[Set task] Using the listing below, select the lines with the word "赫氏角鹰" and copy them.

[Provided data]

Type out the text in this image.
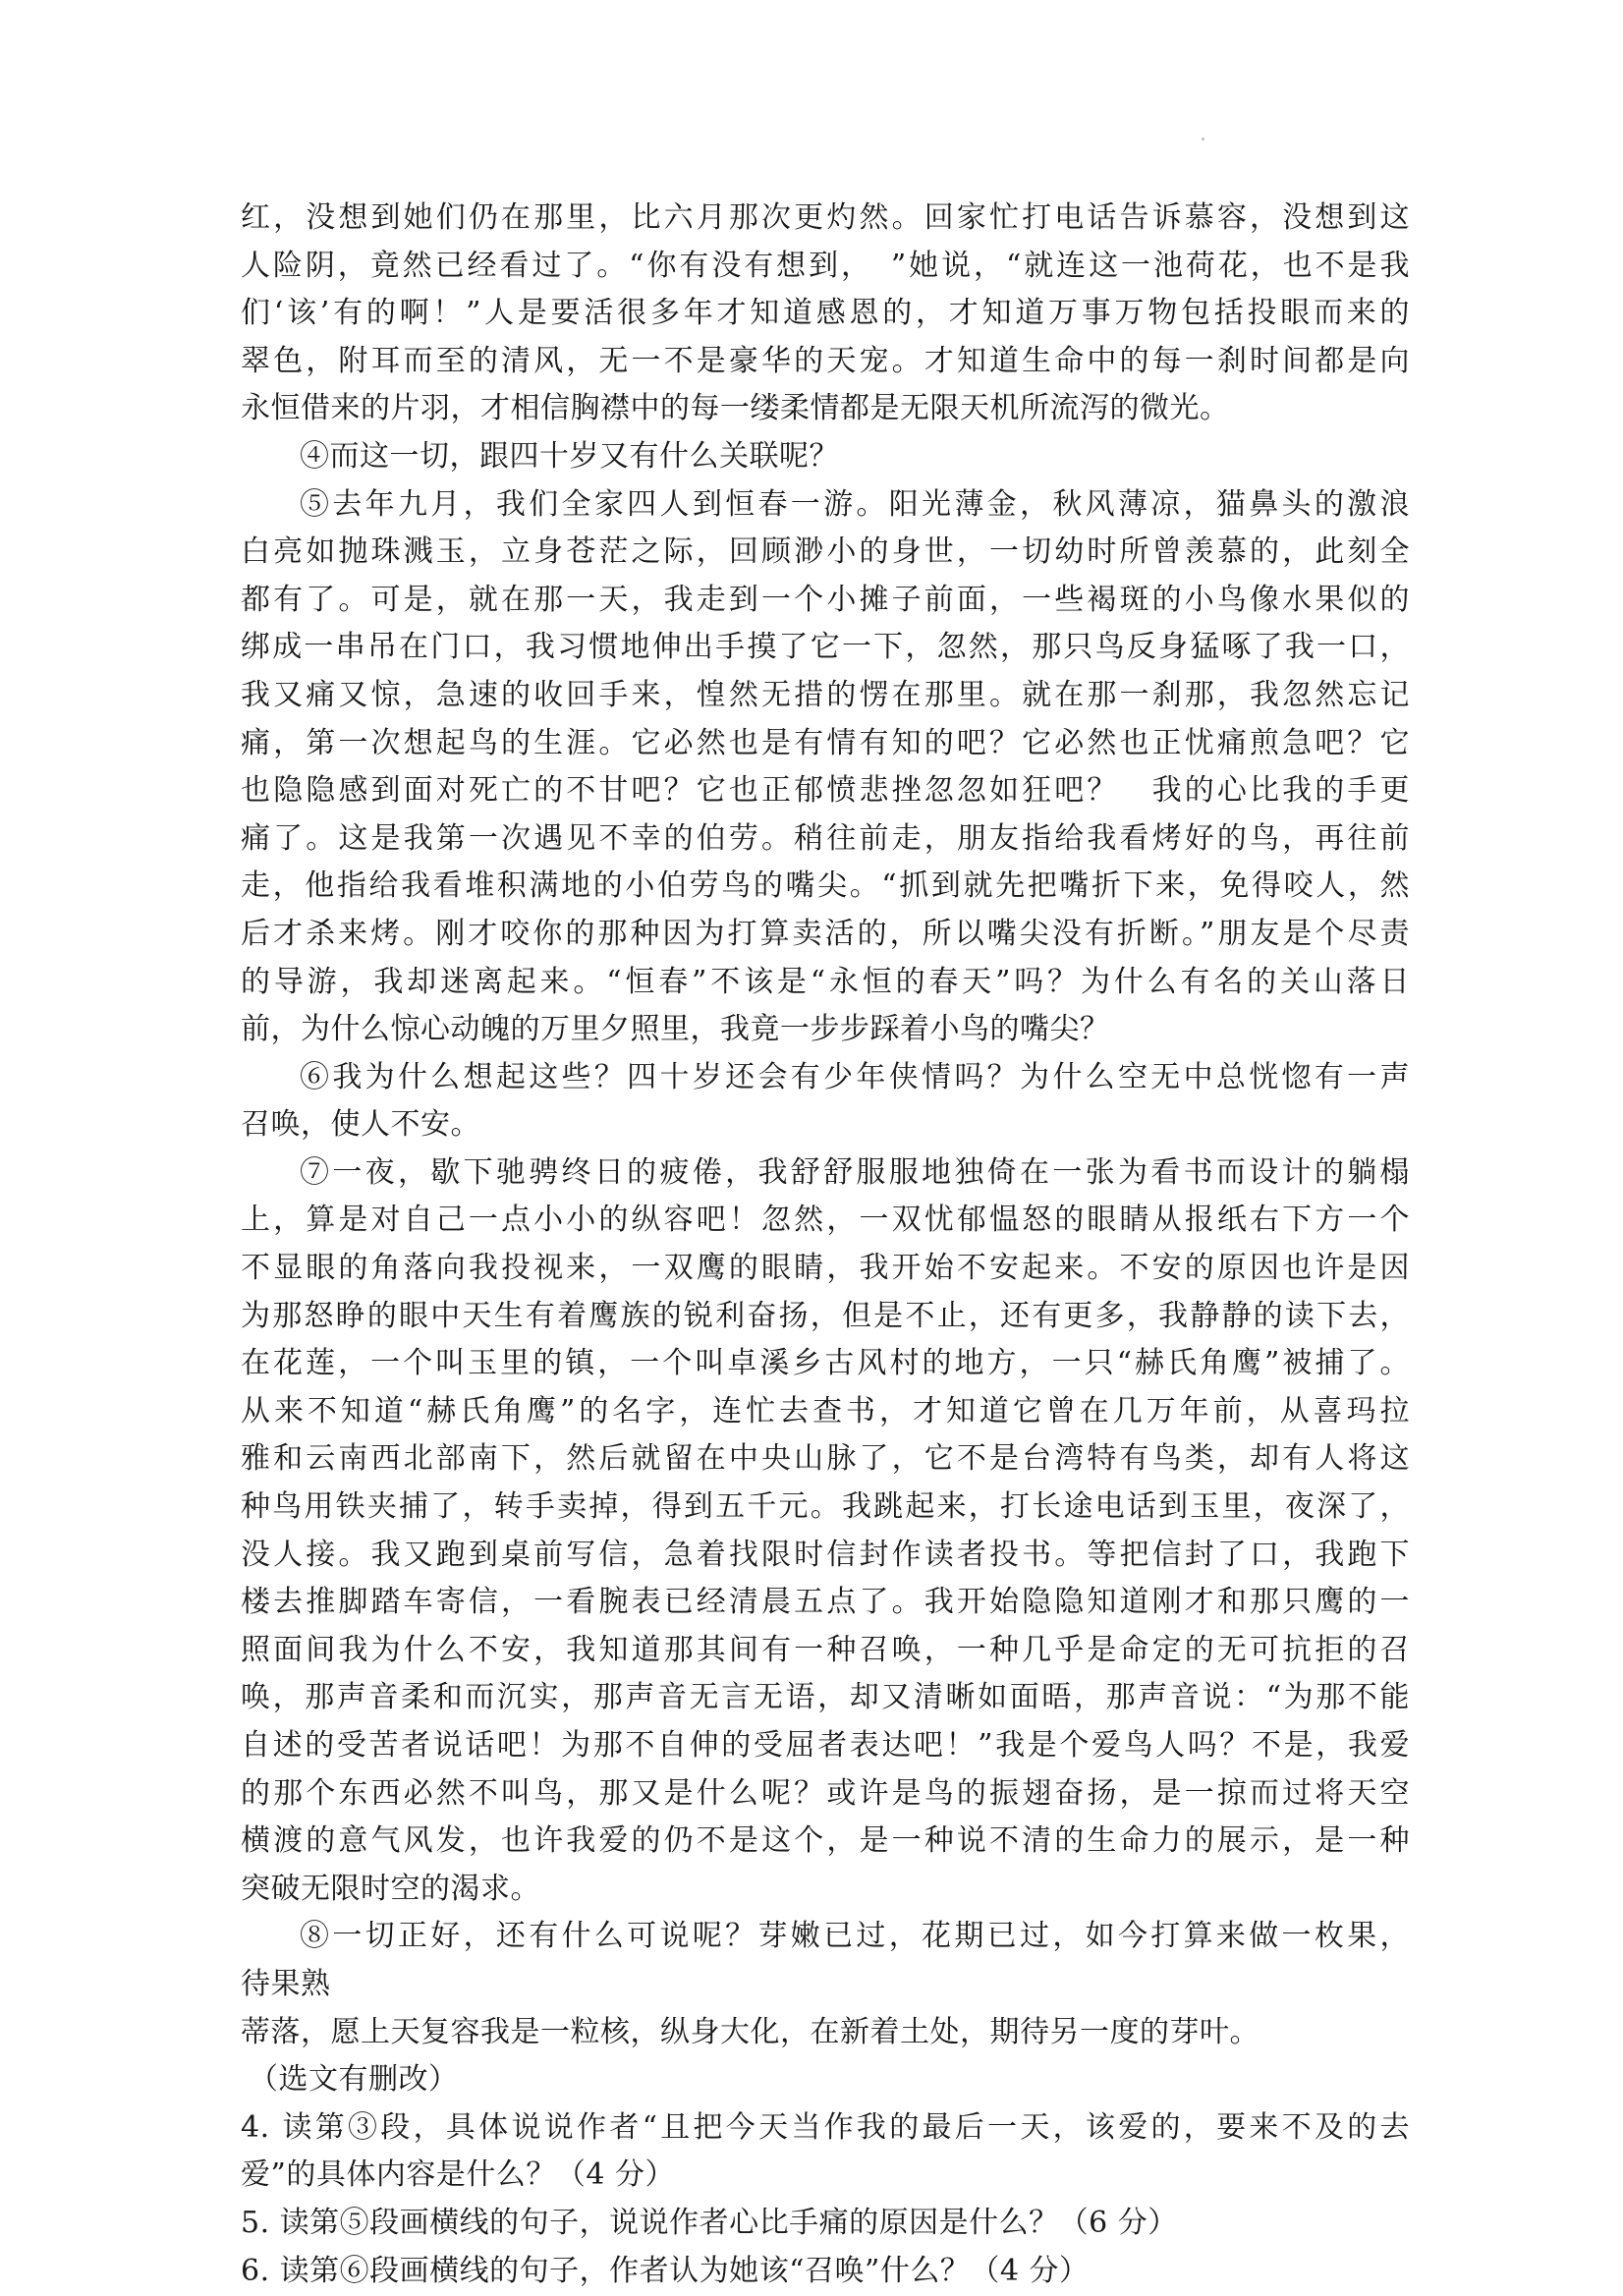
红，没想到她们仍在那里，比六月那次更灼然。回家忙打电话告诉慕容，没想到这
人险阴，竟然已经看过了。“你有没有想到，　”她说，“就连这一池荷花，也不是我
们‘该’有的啊！”人是要活很多年才知道感恩的，才知道万事万物包括投眼而来的
翠色，附耳而至的清风，无一不是豪华的天宠。才知道生命中的每一刹时间都是向
永恒借来的片羽，才相信胸襟中的每一缕柔情都是无限天机所流泻的微光。
④而这一切，跟四十岁又有什么关联呢？
⑤去年九月，我们全家四人到恒春一游。阳光薄金，秋风薄凉，猫鼻头的激浪
白亮如抛珠溅玉，立身苍茫之际，回顾渺小的身世，一切幼时所曾羡慕的，此刻全
都有了。可是，就在那一天，我走到一个小摊子前面，一些褐斑的小鸟像水果似的
绑成一串吊在门口，我习惯地伸出手摸了它一下，忽然，那只鸟反身猛啄了我一口，
我又痛又惊，急速的收回手来，惶然无措的愣在那里。就在那一刹那，我忽然忘记
痛，第一次想起鸟的生涯。它必然也是有情有知的吧？它必然也正忧痛煎急吧？它
也隐隐感到面对死亡的不甘吧？它也正郁愤悲挫忽忽如狂吧？　我的心比我的手更
痛了。这是我第一次遇见不幸的伯劳。稍往前走，朋友指给我看烤好的鸟，再往前
走，他指给我看堆积满地的小伯劳鸟的嘴尖。“抓到就先把嘴折下来，免得咬人，然
后才杀来烤。刚才咬你的那种因为打算卖活的，所以嘴尖没有折断。”朋友是个尽责
的导游，我却迷离起来。“恒春”不该是“永恒的春天”吗？为什么有名的关山落日
前，为什么惊心动魄的万里夕照里，我竟一步步踩着小鸟的嘴尖？
⑥我为什么想起这些？四十岁还会有少年侠情吗？为什么空无中总恍惚有一声
召唤，使人不安。
⑦一夜，歇下驰骋终日的疲倦，我舒舒服服地独倚在一张为看书而设计的躺榻
上，算是对自己一点小小的纵容吧！忽然，一双忧郁愠怒的眼睛从报纸右下方一个
不显眼的角落向我投视来，一双鹰的眼睛，我开始不安起来。不安的原因也许是因
为那怒睁的眼中天生有着鹰族的锐利奋扬，但是不止，还有更多，我静静的读下去，
在花莲，一个叫玉里的镇，一个叫卓溪乡古风村的地方，一只“赫氏角鹰”被捕了。
从来不知道“赫氏角鹰”的名字，连忙去查书，才知道它曾在几万年前，从喜玛拉
雅和云南西北部南下，然后就留在中央山脉了，它不是台湾特有鸟类，却有人将这
种鸟用铁夹捕了，转手卖掉，得到五千元。我跳起来，打长途电话到玉里，夜深了，
没人接。我又跑到桌前写信，急着找限时信封作读者投书。等把信封了口，我跑下
楼去推脚踏车寄信，一看腕表已经清晨五点了。我开始隐隐知道刚才和那只鹰的一
照面间我为什么不安，我知道那其间有一种召唤，一种几乎是命定的无可抗拒的召
唤，那声音柔和而沉实，那声音无言无语，却又清晰如面晤，那声音说：“为那不能
自述的受苦者说话吧！为那不自伸的受屈者表达吧！”我是个爱鸟人吗？不是，我爱
的那个东西必然不叫鸟，那又是什么呢？或许是鸟的振翅奋扬，是一掠而过将天空
横渡的意气风发，也许我爱的仍不是这个，是一种说不清的生命力的展示，是一种
突破无限时空的渴求。
⑧一切正好，还有什么可说呢？芽嫩已过，花期已过，如今打算来做一枚果，
待果熟
蒂落，愿上天复容我是一粒核，纵身大化，在新着土处，期待另一度的芽叶。
（选文有删改）
4. 读第③段，具体说说作者“且把今天当作我的最后一天，该爱的，要来不及的去
爱”的具体内容是什么？（4 分）
5. 读第⑤段画横线的句子，说说作者心比手痛的原因是什么？（6 分）
6. 读第⑥段画横线的句子，作者认为她该“召唤”什么？（4 分）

[Task response]
在花莲，一个叫玉里的镇，一个叫卓溪乡古风村的地方，一只“赫氏角鹰”被捕了。
从来不知道“赫氏角鹰”的名字，连忙去查书，才知道它曾在几万年前，从喜玛拉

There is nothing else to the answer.